### PROBLEM REQUIREMENTS:
Set the following entries down again exactly, line by line.

Stored data entries:
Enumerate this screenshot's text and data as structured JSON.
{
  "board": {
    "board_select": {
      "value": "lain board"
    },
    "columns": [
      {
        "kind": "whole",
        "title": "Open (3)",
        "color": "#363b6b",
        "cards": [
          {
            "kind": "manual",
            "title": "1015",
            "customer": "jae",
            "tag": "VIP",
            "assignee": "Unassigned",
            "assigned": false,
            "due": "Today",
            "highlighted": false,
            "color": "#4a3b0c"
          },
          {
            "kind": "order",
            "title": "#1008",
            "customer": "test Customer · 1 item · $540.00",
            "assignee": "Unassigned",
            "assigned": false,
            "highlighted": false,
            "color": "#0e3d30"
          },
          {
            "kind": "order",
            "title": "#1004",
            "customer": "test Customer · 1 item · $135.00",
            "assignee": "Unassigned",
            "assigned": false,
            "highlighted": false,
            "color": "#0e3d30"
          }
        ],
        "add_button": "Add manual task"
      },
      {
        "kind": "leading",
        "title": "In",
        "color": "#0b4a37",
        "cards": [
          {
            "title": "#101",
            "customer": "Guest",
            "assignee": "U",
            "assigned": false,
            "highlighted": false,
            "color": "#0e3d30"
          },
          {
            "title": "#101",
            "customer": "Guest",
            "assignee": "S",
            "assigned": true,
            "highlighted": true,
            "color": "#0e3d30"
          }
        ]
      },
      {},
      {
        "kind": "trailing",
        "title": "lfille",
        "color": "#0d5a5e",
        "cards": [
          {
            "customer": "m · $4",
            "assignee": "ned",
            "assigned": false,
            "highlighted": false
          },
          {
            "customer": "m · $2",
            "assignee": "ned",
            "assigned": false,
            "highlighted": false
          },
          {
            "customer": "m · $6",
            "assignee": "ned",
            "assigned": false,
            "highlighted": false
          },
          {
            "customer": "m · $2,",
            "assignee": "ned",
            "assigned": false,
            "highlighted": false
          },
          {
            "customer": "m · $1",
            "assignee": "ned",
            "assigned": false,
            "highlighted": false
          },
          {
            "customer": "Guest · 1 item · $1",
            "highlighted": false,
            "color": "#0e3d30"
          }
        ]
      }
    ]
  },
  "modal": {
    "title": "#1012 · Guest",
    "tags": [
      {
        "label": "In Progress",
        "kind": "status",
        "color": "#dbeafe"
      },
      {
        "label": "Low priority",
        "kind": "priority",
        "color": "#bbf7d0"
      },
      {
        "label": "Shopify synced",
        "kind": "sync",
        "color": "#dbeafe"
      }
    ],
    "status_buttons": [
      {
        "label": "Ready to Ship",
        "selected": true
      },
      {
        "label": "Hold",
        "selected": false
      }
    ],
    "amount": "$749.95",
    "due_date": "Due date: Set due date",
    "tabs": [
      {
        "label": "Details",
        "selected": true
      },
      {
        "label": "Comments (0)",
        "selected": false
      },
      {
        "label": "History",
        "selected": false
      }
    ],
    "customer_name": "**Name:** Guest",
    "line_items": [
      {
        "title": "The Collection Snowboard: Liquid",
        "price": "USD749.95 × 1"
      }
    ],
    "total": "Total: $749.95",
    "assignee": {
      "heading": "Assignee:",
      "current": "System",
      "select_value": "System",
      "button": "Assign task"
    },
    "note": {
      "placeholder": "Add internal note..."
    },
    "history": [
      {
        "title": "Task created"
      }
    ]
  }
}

### PROBLEM SOLUTION:
Enumerate this screenshot's text and data as structured JSON.
{
  "board": {
    "board_select": {
      "value": "lain board"
    },
    "columns": [
      {
        "kind": "whole",
        "title": "Open (3)",
        "color": "#363b6b",
        "cards": [
          {
            "kind": "manual",
            "title": "1015",
            "customer": "jae",
            "tag": "VIP",
            "assignee": "Unassigned",
            "assigned": false,
            "due": "Today",
            "highlighted": false,
            "color": "#4a3b0c"
          },
          {
            "kind": "order",
            "title": "#1008",
            "customer": "test Customer · 1 item · $540.00",
            "assignee": "Unassigned",
            "assigned": false,
            "highlighted": false,
            "color": "#0e3d30"
          },
          {
            "kind": "order",
            "title": "#1004",
            "customer": "test Customer · 1 item · $135.00",
            "assignee": "Unassigned",
            "assigned": false,
            "highlighted": false,
            "color": "#0e3d30"
          }
        ],
        "add_button": "Add manual task"
      },
      {
        "kind": "leading",
        "title": "In",
        "color": "#0b4a37",
        "cards": [
          {
            "title": "#101",
            "customer": "Guest",
            "assignee": "U",
            "assigned": false,
            "highlighted": false,
            "color": "#0e3d30"
          },
          {
            "title": "#101",
            "customer": "Guest",
            "assignee": "S",
            "assigned": true,
            "highlighted": true,
            "color": "#0e3d30"
          }
        ]
      },
      {},
      {
        "kind": "trailing",
        "title": "lfille",
        "color": "#0d5a5e",
        "cards": [
          {
            "customer": "m · $4",
            "assignee": "ned",
            "assigned": false,
            "highlighted": false
          },
          {
            "customer": "m · $2",
            "assignee": "ned",
            "assigned": false,
            "highlighted": false
          },
          {
            "customer": "m · $6",
            "assignee": "ned",
            "assigned": false,
            "highlighted": false
          },
          {
            "customer": "m · $2,",
            "assignee": "ned",
            "assigned": false,
            "highlighted": false
          },
          {
            "customer": "m · $1",
            "assignee": "ned",
            "assigned": false,
            "highlighted": false
          },
          {
            "customer": "Guest · 1 item · $1",
            "highlighted": false,
            "color": "#0e3d30"
          }
        ]
      }
    ]
  },
  "modal": {
    "title": "#1012 · Guest",
    "tags": [
      {
        "label": "In Progress",
        "kind": "status",
        "color": "#dbeafe"
      },
      {
        "label": "Low priority",
        "kind": "priority",
        "color": "#bbf7d0"
      },
      {
        "label": "Shopify synced",
        "kind": "sync",
        "color": "#dbeafe"
      }
    ],
    "status_buttons": [
      {
        "label": "Ready to Ship",
        "selected": true
      },
      {
        "label": "Hold",
        "selected": false
      }
    ],
    "amount": "$749.95",
    "due_date": "Due date: Set due date",
    "tabs": [
      {
        "label": "Details",
        "selected": true
      },
      {
        "label": "Comments (0)",
        "selected": false
      },
      {
        "label": "History",
        "selected": false
      }
    ],
    "customer_name": "**Name:** Guest",
    "line_items": [
      {
        "title": "The Collection Snowboard: Liquid",
        "price": "USD749.95 × 1"
      }
    ],
    "total": "Total: $749.95",
    "assignee": {
      "heading": "Assignee:",
      "current": "System",
      "select_value": "System",
      "button": "Assign task"
    },
    "note": {
      "placeholder": "Add internal note..."
    },
    "history": [
      {
        "title": "Task created"
      }
    ]
  }
}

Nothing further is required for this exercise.